Collected data
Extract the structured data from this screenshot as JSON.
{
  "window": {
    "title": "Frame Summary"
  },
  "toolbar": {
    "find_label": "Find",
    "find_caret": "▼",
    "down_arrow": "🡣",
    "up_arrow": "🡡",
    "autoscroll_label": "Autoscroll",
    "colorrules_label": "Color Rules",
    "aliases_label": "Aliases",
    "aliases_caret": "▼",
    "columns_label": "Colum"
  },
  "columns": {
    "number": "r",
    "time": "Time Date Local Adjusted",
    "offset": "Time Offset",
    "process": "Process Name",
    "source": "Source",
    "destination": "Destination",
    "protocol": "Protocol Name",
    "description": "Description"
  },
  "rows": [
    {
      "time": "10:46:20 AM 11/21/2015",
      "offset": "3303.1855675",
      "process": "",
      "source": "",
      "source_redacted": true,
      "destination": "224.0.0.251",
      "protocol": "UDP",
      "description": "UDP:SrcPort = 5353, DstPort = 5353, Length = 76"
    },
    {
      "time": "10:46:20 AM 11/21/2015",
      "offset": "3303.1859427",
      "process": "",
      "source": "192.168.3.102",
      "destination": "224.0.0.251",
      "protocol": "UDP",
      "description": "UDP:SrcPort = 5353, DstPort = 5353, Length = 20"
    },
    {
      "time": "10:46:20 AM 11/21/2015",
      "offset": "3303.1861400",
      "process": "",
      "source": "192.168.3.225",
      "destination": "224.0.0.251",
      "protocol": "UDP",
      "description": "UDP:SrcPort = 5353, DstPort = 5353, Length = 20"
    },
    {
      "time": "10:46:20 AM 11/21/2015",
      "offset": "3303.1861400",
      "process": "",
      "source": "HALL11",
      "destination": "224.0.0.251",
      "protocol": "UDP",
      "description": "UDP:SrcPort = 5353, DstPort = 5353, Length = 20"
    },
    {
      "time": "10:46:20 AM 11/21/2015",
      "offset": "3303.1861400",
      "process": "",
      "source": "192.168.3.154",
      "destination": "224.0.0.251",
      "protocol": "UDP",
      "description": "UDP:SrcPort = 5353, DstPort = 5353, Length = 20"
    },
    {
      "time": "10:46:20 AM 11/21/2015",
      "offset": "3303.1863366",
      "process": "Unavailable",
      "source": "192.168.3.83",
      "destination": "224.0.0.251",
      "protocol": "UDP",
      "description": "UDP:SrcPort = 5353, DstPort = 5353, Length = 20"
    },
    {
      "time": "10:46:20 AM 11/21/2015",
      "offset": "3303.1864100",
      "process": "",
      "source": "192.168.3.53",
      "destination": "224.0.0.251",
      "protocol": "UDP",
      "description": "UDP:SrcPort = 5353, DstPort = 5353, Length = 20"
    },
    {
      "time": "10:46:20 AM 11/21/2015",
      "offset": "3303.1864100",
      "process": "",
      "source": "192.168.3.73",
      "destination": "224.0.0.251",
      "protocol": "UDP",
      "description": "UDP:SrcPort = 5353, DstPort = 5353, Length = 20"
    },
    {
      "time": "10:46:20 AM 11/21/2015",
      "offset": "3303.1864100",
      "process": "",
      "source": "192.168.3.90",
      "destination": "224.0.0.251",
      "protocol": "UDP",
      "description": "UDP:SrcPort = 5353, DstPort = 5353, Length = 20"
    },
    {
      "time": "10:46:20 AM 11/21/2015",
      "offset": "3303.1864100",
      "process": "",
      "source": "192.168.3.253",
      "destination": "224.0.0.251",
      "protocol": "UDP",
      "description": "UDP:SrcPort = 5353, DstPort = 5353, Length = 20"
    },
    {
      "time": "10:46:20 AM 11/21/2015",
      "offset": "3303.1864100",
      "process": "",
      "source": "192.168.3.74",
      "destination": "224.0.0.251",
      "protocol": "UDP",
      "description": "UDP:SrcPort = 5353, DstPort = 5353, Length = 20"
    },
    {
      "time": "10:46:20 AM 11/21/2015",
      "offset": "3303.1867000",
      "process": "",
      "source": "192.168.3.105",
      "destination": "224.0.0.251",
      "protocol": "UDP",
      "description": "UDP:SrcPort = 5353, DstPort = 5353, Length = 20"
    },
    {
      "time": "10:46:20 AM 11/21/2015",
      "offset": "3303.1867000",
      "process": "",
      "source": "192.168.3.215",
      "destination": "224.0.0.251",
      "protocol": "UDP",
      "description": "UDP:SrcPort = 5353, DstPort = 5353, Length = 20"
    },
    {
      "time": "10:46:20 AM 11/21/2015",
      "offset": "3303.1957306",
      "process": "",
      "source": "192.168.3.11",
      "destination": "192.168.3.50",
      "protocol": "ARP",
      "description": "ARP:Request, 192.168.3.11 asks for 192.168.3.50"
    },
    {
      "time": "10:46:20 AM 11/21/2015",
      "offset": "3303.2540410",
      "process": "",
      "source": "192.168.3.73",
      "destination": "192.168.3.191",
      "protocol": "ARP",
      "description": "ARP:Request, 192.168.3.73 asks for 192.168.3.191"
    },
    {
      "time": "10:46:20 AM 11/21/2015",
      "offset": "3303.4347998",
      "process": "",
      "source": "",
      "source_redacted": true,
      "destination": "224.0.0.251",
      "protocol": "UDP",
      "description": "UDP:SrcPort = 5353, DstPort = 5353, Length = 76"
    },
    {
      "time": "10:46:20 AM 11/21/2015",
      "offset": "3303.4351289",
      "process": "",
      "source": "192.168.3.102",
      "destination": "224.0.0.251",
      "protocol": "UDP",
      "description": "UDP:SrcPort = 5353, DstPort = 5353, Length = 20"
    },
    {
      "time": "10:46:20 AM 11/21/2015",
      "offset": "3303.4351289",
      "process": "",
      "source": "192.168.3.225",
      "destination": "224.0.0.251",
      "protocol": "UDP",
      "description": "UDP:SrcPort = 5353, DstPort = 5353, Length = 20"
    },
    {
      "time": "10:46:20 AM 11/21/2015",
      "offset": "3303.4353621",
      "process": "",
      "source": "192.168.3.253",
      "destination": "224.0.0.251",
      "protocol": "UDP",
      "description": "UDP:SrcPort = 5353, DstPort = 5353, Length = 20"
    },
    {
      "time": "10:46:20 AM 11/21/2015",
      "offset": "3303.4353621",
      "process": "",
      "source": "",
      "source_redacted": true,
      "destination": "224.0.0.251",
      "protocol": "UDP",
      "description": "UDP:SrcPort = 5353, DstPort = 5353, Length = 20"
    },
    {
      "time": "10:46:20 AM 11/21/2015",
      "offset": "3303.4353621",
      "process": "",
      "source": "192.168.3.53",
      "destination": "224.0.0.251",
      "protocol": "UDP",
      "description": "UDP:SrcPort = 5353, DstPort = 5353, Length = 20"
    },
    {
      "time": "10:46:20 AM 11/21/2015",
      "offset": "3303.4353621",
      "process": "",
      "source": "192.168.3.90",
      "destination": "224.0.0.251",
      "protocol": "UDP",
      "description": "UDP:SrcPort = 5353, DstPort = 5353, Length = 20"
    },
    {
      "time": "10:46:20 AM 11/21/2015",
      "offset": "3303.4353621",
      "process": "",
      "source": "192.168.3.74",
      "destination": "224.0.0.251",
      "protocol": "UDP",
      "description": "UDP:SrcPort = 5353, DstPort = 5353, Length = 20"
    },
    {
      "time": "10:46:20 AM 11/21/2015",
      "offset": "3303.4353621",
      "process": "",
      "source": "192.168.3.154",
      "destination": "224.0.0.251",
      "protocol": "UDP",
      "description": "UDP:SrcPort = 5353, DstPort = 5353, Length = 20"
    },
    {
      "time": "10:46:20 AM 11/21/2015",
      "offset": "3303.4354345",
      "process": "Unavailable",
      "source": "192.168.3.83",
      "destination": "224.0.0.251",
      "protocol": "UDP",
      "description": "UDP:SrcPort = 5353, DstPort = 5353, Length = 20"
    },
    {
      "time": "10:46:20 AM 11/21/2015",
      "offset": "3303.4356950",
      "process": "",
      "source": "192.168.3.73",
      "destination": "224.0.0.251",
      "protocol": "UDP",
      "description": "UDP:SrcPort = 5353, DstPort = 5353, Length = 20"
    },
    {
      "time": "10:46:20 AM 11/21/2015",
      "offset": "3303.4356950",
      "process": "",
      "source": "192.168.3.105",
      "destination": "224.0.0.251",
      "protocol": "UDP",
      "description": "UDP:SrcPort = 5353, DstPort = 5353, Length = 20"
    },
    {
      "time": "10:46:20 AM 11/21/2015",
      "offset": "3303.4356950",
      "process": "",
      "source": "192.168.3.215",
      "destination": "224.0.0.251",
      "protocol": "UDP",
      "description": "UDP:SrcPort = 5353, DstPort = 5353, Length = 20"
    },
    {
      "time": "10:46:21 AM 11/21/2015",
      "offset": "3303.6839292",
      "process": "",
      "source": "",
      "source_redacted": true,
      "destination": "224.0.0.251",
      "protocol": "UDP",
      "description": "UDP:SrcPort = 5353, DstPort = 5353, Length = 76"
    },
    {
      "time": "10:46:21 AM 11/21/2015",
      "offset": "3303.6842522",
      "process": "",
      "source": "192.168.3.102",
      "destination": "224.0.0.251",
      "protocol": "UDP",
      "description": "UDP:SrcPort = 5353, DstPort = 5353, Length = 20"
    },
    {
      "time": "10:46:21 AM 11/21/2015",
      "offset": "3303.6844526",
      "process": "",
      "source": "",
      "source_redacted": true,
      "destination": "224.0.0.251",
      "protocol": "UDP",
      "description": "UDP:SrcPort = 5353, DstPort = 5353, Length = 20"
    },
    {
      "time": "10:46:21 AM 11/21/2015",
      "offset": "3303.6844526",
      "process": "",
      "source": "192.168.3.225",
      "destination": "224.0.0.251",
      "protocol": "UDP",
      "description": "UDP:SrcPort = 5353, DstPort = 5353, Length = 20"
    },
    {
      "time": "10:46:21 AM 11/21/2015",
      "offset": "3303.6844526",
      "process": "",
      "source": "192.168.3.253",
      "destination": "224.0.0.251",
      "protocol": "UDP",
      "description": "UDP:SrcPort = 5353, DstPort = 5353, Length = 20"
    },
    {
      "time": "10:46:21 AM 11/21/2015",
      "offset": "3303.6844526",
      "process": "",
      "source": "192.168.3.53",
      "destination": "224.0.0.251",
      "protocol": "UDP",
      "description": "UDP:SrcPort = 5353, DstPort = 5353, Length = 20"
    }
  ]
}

» To be done
Search the entries for "asks" and copy out each line that has it.

» Answer to this exercise
      "description": "ARP:Request, 192.168.3.11 asks for 192.168.3.50"
      "description": "ARP:Request, 192.168.3.73 asks for 192.168.3.191"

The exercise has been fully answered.